## begin MATERIAL SHOWN

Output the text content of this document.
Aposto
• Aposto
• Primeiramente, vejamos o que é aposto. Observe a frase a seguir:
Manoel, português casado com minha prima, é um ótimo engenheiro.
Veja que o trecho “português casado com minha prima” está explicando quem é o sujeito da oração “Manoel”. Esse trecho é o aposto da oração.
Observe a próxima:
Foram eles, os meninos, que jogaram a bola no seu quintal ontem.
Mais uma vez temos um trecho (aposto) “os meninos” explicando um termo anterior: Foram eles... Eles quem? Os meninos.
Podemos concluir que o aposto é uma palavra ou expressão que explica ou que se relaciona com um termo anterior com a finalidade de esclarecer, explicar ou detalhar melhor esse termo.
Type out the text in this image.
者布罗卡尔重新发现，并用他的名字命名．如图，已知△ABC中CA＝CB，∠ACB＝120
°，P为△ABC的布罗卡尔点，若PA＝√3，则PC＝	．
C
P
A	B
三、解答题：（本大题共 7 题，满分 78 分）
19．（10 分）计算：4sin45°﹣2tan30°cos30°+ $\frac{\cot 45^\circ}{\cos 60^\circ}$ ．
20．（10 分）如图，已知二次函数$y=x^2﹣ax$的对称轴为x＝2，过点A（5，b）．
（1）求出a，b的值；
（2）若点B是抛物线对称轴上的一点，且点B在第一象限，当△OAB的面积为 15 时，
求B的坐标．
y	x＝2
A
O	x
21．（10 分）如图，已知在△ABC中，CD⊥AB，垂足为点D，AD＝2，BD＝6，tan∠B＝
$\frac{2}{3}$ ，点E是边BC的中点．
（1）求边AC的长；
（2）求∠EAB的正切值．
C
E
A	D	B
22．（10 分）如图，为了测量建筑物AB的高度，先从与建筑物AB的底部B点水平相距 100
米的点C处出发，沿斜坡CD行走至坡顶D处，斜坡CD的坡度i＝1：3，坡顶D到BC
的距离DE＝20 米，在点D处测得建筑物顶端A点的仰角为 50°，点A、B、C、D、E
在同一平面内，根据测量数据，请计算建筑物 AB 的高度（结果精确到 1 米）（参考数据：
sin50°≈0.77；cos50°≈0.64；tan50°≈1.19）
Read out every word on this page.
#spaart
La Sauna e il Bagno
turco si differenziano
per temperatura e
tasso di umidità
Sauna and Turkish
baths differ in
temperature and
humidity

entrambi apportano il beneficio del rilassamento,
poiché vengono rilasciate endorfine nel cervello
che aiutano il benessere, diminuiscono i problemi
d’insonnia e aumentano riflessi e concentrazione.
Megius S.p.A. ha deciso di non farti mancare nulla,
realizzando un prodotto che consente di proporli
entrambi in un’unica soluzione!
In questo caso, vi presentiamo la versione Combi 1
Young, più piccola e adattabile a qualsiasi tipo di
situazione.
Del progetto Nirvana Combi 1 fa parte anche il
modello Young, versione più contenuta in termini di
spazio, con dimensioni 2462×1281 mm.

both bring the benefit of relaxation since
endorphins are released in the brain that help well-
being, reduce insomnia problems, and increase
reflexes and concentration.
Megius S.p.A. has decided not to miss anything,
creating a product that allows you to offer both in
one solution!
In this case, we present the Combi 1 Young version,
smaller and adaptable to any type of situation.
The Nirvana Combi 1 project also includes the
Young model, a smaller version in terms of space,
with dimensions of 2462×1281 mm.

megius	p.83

## end MATERIAL SHOWN

PROBLEM REQUIREMENTS
Above are the records. Identify each line that contains the word "text".

RESULT FOR THIS EXERCISE
Output the text content of this document.
Type out the text in this image.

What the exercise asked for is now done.